→ What you will do
Quote the data below in full, please, without altering anything.
:::
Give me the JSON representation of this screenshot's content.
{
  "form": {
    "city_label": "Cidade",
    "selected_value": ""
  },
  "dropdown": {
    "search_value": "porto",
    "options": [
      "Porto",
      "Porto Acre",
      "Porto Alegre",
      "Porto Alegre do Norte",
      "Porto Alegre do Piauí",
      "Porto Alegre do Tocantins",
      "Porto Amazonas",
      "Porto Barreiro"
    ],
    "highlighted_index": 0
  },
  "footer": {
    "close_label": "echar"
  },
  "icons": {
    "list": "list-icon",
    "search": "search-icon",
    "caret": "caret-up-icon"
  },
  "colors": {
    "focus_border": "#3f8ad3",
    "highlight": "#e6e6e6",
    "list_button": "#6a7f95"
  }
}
:::
→ Complete output
Give me the JSON representation of this screenshot's content.
{
  "form": {
    "city_label": "Cidade",
    "selected_value": ""
  },
  "dropdown": {
    "search_value": "porto",
    "options": [
      "Porto",
      "Porto Acre",
      "Porto Alegre",
      "Porto Alegre do Norte",
      "Porto Alegre do Piauí",
      "Porto Alegre do Tocantins",
      "Porto Amazonas",
      "Porto Barreiro"
    ],
    "highlighted_index": 0
  },
  "footer": {
    "close_label": "echar"
  },
  "icons": {
    "list": "list-icon",
    "search": "search-icon",
    "caret": "caret-up-icon"
  },
  "colors": {
    "focus_border": "#3f8ad3",
    "highlight": "#e6e6e6",
    "list_button": "#6a7f95"
  }
}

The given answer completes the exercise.